WORK TO COMPLETE:
Without the pictures, can you quote each line below exactly?
=-=-=-=-=
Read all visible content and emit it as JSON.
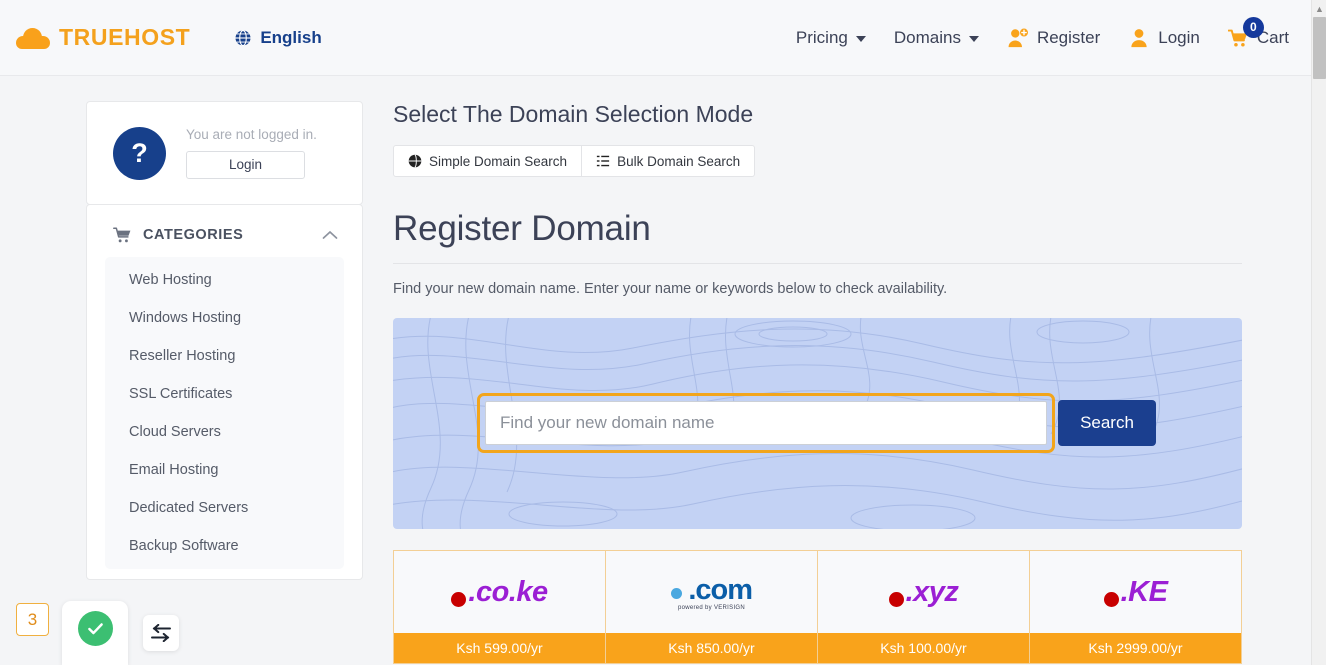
{
  "header": {
    "logo_text": "TRUEHOST",
    "logo_icon": "cloud-icon",
    "language": "English",
    "language_icon": "globe-icon",
    "nav": [
      {
        "label": "Pricing",
        "icon": "chevron-down-icon"
      },
      {
        "label": "Domains",
        "icon": "chevron-down-icon"
      }
    ],
    "register_label": "Register",
    "register_icon": "user-plus-icon",
    "login_label": "Login",
    "login_icon": "user-icon",
    "cart_label": "Cart",
    "cart_icon": "shopping-cart-icon",
    "cart_count": "0",
    "cart_badge_color": "#15399c",
    "brand_color": "#f4a11d",
    "accent_blue": "#17408b"
  },
  "sidebar": {
    "login_panel": {
      "icon": "question-mark-icon",
      "status_text": "You are not logged in.",
      "login_button": "Login"
    },
    "categories": {
      "title": "CATEGORIES",
      "icon": "shopping-cart-icon",
      "collapse_icon": "chevron-up-icon",
      "items": [
        {
          "label": "Web Hosting"
        },
        {
          "label": "Windows Hosting"
        },
        {
          "label": "Reseller Hosting"
        },
        {
          "label": "SSL Certificates"
        },
        {
          "label": "Cloud Servers"
        },
        {
          "label": "Email Hosting"
        },
        {
          "label": "Dedicated Servers"
        },
        {
          "label": "Backup Software"
        }
      ]
    }
  },
  "main": {
    "mode_title": "Select The Domain Selection Mode",
    "mode_tabs": [
      {
        "label": "Simple Domain Search",
        "icon": "globe-icon",
        "active": true
      },
      {
        "label": "Bulk Domain Search",
        "icon": "list-icon",
        "active": false
      }
    ],
    "page_title": "Register Domain",
    "subtitle": "Find your new domain name. Enter your name or keywords below to check availability.",
    "search": {
      "placeholder": "Find your new domain name",
      "value": "",
      "button_label": "Search",
      "button_color": "#1b3f8f",
      "focus_ring_color": "#f2a51c",
      "banner_color": "#c3d2f4"
    },
    "tlds": [
      {
        "name": ".co.ke",
        "price": "Ksh 599.00/yr",
        "text_color": "#9b1fd4",
        "dot_color": "#c80000",
        "tagline": ""
      },
      {
        "name": ".com",
        "price": "Ksh 850.00/yr",
        "text_color": "#0b5ea8",
        "dot_color": "#4aa8e0",
        "tagline": "powered by VERISIGN"
      },
      {
        "name": ".xyz",
        "price": "Ksh 100.00/yr",
        "text_color": "#9b1fd4",
        "dot_color": "#c80000",
        "tagline": ""
      },
      {
        "name": ".KE",
        "price": "Ksh 2999.00/yr",
        "text_color": "#9b1fd4",
        "dot_color": "#c80000",
        "tagline": ""
      }
    ],
    "price_bar_color": "#f9a31b"
  },
  "overlays": {
    "step_badge": "3",
    "check_icon": "check-circle-icon",
    "check_color": "#3cbf72",
    "swap_icon": "swap-arrows-icon"
  },
  "scrollbar": {
    "up_icon": "chevron-up-icon"
  }
}
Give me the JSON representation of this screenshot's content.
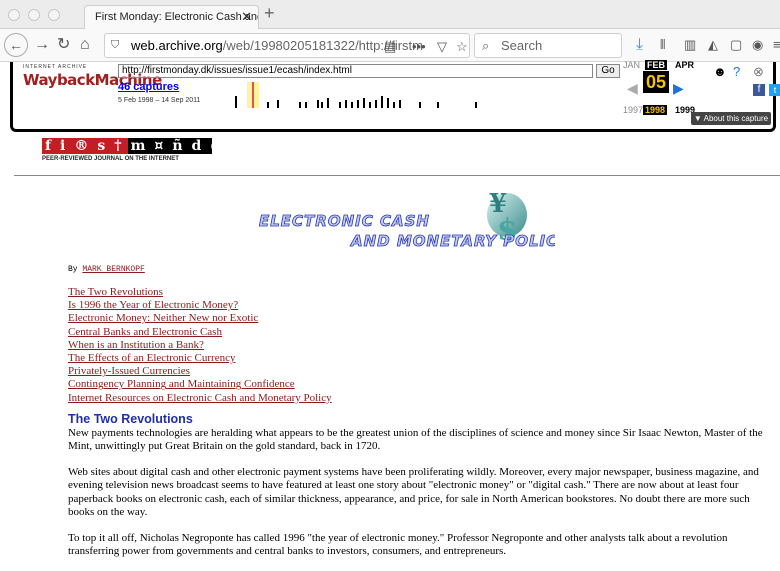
{
  "browser": {
    "tab_title": "First Monday: Electronic Cash and M",
    "url_domain": "web.archive.org",
    "url_rest": "/web/19980205181322/http://firstm",
    "search_placeholder": "Search"
  },
  "wayback": {
    "logo_small": "INTERNET ARCHIVE",
    "logo": "WaybackMachine",
    "url": "http://firstmonday.dk/issues/issue1/ecash/index.html",
    "go_label": "Go",
    "captures": "46 captures",
    "range": "5 Feb 1998 – 14 Sep 2011",
    "month_prev": "JAN",
    "month_cur": "FEB",
    "month_next": "APR",
    "day": "05",
    "year_prev": "1997",
    "year_cur": "1998",
    "year_next": "1999",
    "about": "▼ About this capture"
  },
  "site": {
    "logo_letters": [
      "f",
      "i",
      "®",
      "s",
      "†",
      "m",
      "¤",
      "ñ",
      "d",
      "@",
      "¥"
    ],
    "tagline": "PEER-REVIEWED JOURNAL ON THE INTERNET"
  },
  "article": {
    "title_line1": "ELECTRONIC CASH",
    "title_line2": "AND MONETARY POLICY",
    "by_label": "By ",
    "author": "MARK BERNKOPF",
    "toc": [
      "The Two Revolutions",
      "Is 1996 the Year of Electronic Money?",
      "Electronic Money: Neither New nor Exotic",
      "Central Banks and Electronic Cash",
      "When is an Institution a Bank?",
      "The Effects of an Electronic Currency",
      "Privately-Issued Currencies",
      "Contingency Planning and Maintaining Confidence",
      "Internet Resources on Electronic Cash and Monetary Policy"
    ],
    "section_heading": "The Two Revolutions",
    "paragraphs": [
      "New payments technologies are heralding what appears to be the greatest union of the disciplines of science and money since Sir Isaac Newton, Master of the Mint, unwittingly put Great Britain on the gold standard, back in 1720.",
      "Web sites about digital cash and other electronic payment systems have been proliferating wildly. Moreover, every major newspaper, business magazine, and evening television news broadcast seems to have featured at least one story about \"electronic money\" or \"digital cash.\" There are now about at least four paperback books on electronic cash, each of similar thickness, appearance, and price, for sale in North American bookstores. No doubt there are more such books on the way.",
      "To top it all off, Nicholas Negroponte has called 1996 \"the year of electronic money.\" Professor Negroponte and other analysts talk about a revolution transferring power from governments and central banks to investors, consumers, and entrepreneurs."
    ]
  }
}
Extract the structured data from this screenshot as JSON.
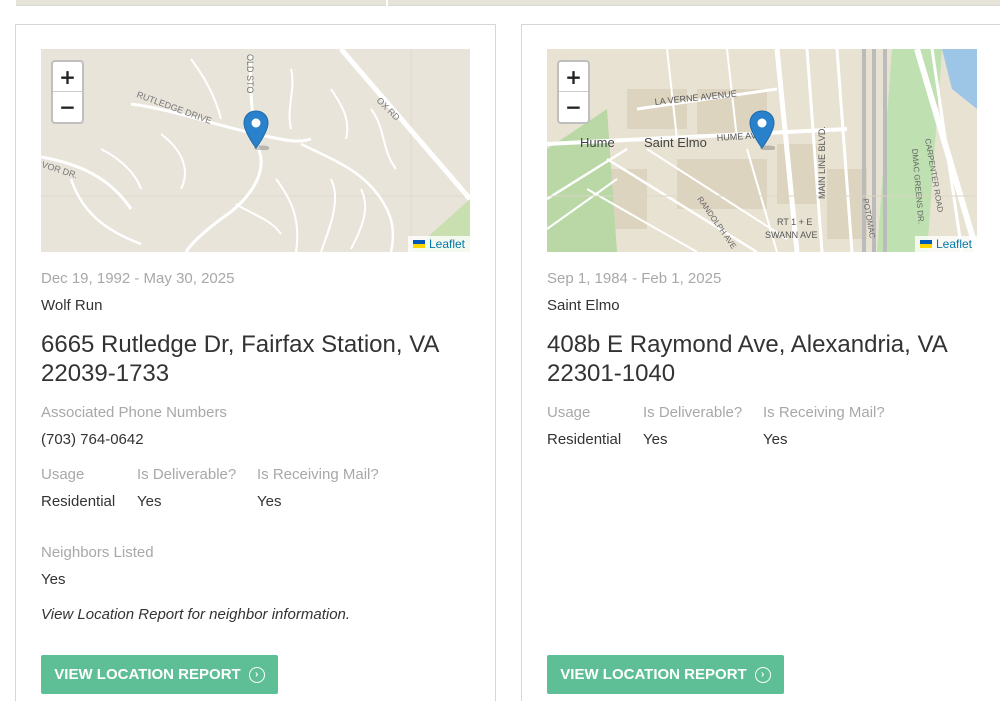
{
  "map_common": {
    "zoom_in": "+",
    "zoom_out": "−",
    "attribution": "Leaflet"
  },
  "cards": [
    {
      "dates": "Dec 19, 1992 - May 30, 2025",
      "neighborhood": "Wolf Run",
      "address_line1": "6665 Rutledge Dr, Fairfax Station, VA",
      "address_line2": "22039-1733",
      "phones_label": "Associated Phone Numbers",
      "phone": "(703) 764-0642",
      "usage_label": "Usage",
      "usage": "Residential",
      "deliverable_label": "Is Deliverable?",
      "deliverable": "Yes",
      "mail_label": "Is Receiving Mail?",
      "mail": "Yes",
      "neighbors_label": "Neighbors Listed",
      "neighbors": "Yes",
      "neighbor_note": "View Location Report for neighbor information.",
      "button": "VIEW LOCATION REPORT",
      "map_labels": {
        "rutledge": "RUTLEDGE DRIVE",
        "old": "OLD STO",
        "ox": "OX RD",
        "vor": "VOR DR."
      }
    },
    {
      "dates": "Sep 1, 1984 - Feb 1, 2025",
      "neighborhood": "Saint Elmo",
      "address_line1": "408b E Raymond Ave, Alexandria, VA",
      "address_line2": "22301-1040",
      "usage_label": "Usage",
      "usage": "Residential",
      "deliverable_label": "Is Deliverable?",
      "deliverable": "Yes",
      "mail_label": "Is Receiving Mail?",
      "mail": "Yes",
      "button": "VIEW LOCATION REPORT",
      "map_labels": {
        "laverne": "LA VERNE AVENUE",
        "hume": "Hume",
        "saintelmo": "Saint Elmo",
        "humeave": "HUME AVE",
        "mainline": "MAIN LINE BLVD.",
        "rt1": "RT 1 + E",
        "swann": "SWANN AVE",
        "randolph": "RANDOLPH AVE",
        "potomac": "POTOMAC",
        "carpenter": "CARPENTER ROAD",
        "dmac": "DMAC GREENS DR."
      }
    }
  ]
}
=-=-=-=-=
EXERCISE ANSWER:
Read all visible content and emit it as JSON.
{
  "header": {
    "logo_text": "TRUEHOST",
    "logo_icon": "cloud-icon",
    "language": "English",
    "language_icon": "globe-icon",
    "nav": [
      {
        "label": "Pricing",
        "icon": "chevron-down-icon"
      },
      {
        "label": "Domains",
        "icon": "chevron-down-icon"
      }
    ],
    "register_label": "Register",
    "register_icon": "user-plus-icon",
    "login_label": "Login",
    "login_icon": "user-icon",
    "cart_label": "Cart",
    "cart_icon": "shopping-cart-icon",
    "cart_count": "0",
    "cart_badge_color": "#15399c",
    "brand_color": "#f4a11d",
    "accent_blue": "#17408b"
  },
  "sidebar": {
    "login_panel": {
      "icon": "question-mark-icon",
      "status_text": "You are not logged in.",
      "login_button": "Login"
    },
    "categories": {
      "title": "CATEGORIES",
      "icon": "shopping-cart-icon",
      "collapse_icon": "chevron-up-icon",
      "items": [
        {
          "label": "Web Hosting"
        },
        {
          "label": "Windows Hosting"
        },
        {
          "label": "Reseller Hosting"
        },
        {
          "label": "SSL Certificates"
        },
        {
          "label": "Cloud Servers"
        },
        {
          "label": "Email Hosting"
        },
        {
          "label": "Dedicated Servers"
        },
        {
          "label": "Backup Software"
        }
      ]
    }
  },
  "main": {
    "mode_title": "Select The Domain Selection Mode",
    "mode_tabs": [
      {
        "label": "Simple Domain Search",
        "icon": "globe-icon",
        "active": true
      },
      {
        "label": "Bulk Domain Search",
        "icon": "list-icon",
        "active": false
      }
    ],
    "page_title": "Register Domain",
    "subtitle": "Find your new domain name. Enter your name or keywords below to check availability.",
    "search": {
      "placeholder": "Find your new domain name",
      "value": "",
      "button_label": "Search",
      "button_color": "#1b3f8f",
      "focus_ring_color": "#f2a51c",
      "banner_color": "#c3d2f4"
    },
    "tlds": [
      {
        "name": ".co.ke",
        "price": "Ksh 599.00/yr",
        "text_color": "#9b1fd4",
        "dot_color": "#c80000",
        "tagline": ""
      },
      {
        "name": ".com",
        "price": "Ksh 850.00/yr",
        "text_color": "#0b5ea8",
        "dot_color": "#4aa8e0",
        "tagline": "powered by VERISIGN"
      },
      {
        "name": ".xyz",
        "price": "Ksh 100.00/yr",
        "text_color": "#9b1fd4",
        "dot_color": "#c80000",
        "tagline": ""
      },
      {
        "name": ".KE",
        "price": "Ksh 2999.00/yr",
        "text_color": "#9b1fd4",
        "dot_color": "#c80000",
        "tagline": ""
      }
    ],
    "price_bar_color": "#f9a31b"
  },
  "overlays": {
    "step_badge": "3",
    "check_icon": "check-circle-icon",
    "check_color": "#3cbf72",
    "swap_icon": "swap-arrows-icon"
  },
  "scrollbar": {
    "up_icon": "chevron-up-icon"
  }
}
Give me the JSON representation of this screenshot's content.
{
  "browser": {
    "tab_title": "First Monday: Electronic Cash and M",
    "url_domain": "web.archive.org",
    "url_rest": "/web/19980205181322/http://firstm",
    "search_placeholder": "Search"
  },
  "wayback": {
    "logo_small": "INTERNET ARCHIVE",
    "logo": "WaybackMachine",
    "url": "http://firstmonday.dk/issues/issue1/ecash/index.html",
    "go_label": "Go",
    "captures": "46 captures",
    "range": "5 Feb 1998 – 14 Sep 2011",
    "month_prev": "JAN",
    "month_cur": "FEB",
    "month_next": "APR",
    "day": "05",
    "year_prev": "1997",
    "year_cur": "1998",
    "year_next": "1999",
    "about": "▼ About this capture"
  },
  "site": {
    "logo_letters": [
      "f",
      "i",
      "®",
      "s",
      "†",
      "m",
      "¤",
      "ñ",
      "d",
      "@",
      "¥"
    ],
    "tagline": "PEER-REVIEWED JOURNAL ON THE INTERNET"
  },
  "article": {
    "title_line1": "ELECTRONIC CASH",
    "title_line2": "AND MONETARY POLICY",
    "by_label": "By ",
    "author": "MARK BERNKOPF",
    "toc": [
      "The Two Revolutions",
      "Is 1996 the Year of Electronic Money?",
      "Electronic Money: Neither New nor Exotic",
      "Central Banks and Electronic Cash",
      "When is an Institution a Bank?",
      "The Effects of an Electronic Currency",
      "Privately-Issued Currencies",
      "Contingency Planning and Maintaining Confidence",
      "Internet Resources on Electronic Cash and Monetary Policy"
    ],
    "section_heading": "The Two Revolutions",
    "paragraphs": [
      "New payments technologies are heralding what appears to be the greatest union of the disciplines of science and money since Sir Isaac Newton, Master of the Mint, unwittingly put Great Britain on the gold standard, back in 1720.",
      "Web sites about digital cash and other electronic payment systems have been proliferating wildly. Moreover, every major newspaper, business magazine, and evening television news broadcast seems to have featured at least one story about \"electronic money\" or \"digital cash.\" There are now about at least four paperback books on electronic cash, each of similar thickness, appearance, and price, for sale in North American bookstores. No doubt there are more such books on the way.",
      "To top it all off, Nicholas Negroponte has called 1996 \"the year of electronic money.\" Professor Negroponte and other analysts talk about a revolution transferring power from governments and central banks to investors, consumers, and entrepreneurs."
    ]
  }
}
Extract the structured data from this screenshot as JSON.
{
  "map_common": {
    "zoom_in": "+",
    "zoom_out": "−",
    "attribution": "Leaflet"
  },
  "cards": [
    {
      "dates": "Dec 19, 1992 - May 30, 2025",
      "neighborhood": "Wolf Run",
      "address_line1": "6665 Rutledge Dr, Fairfax Station, VA",
      "address_line2": "22039-1733",
      "phones_label": "Associated Phone Numbers",
      "phone": "(703) 764-0642",
      "usage_label": "Usage",
      "usage": "Residential",
      "deliverable_label": "Is Deliverable?",
      "deliverable": "Yes",
      "mail_label": "Is Receiving Mail?",
      "mail": "Yes",
      "neighbors_label": "Neighbors Listed",
      "neighbors": "Yes",
      "neighbor_note": "View Location Report for neighbor information.",
      "button": "VIEW LOCATION REPORT",
      "map_labels": {
        "rutledge": "RUTLEDGE DRIVE",
        "old": "OLD STO",
        "ox": "OX RD",
        "vor": "VOR DR."
      }
    },
    {
      "dates": "Sep 1, 1984 - Feb 1, 2025",
      "neighborhood": "Saint Elmo",
      "address_line1": "408b E Raymond Ave, Alexandria, VA",
      "address_line2": "22301-1040",
      "usage_label": "Usage",
      "usage": "Residential",
      "deliverable_label": "Is Deliverable?",
      "deliverable": "Yes",
      "mail_label": "Is Receiving Mail?",
      "mail": "Yes",
      "button": "VIEW LOCATION REPORT",
      "map_labels": {
        "laverne": "LA VERNE AVENUE",
        "hume": "Hume",
        "saintelmo": "Saint Elmo",
        "humeave": "HUME AVE",
        "mainline": "MAIN LINE BLVD.",
        "rt1": "RT 1 + E",
        "swann": "SWANN AVE",
        "randolph": "RANDOLPH AVE",
        "potomac": "POTOMAC",
        "carpenter": "CARPENTER ROAD",
        "dmac": "DMAC GREENS DR."
      }
    }
  ]
}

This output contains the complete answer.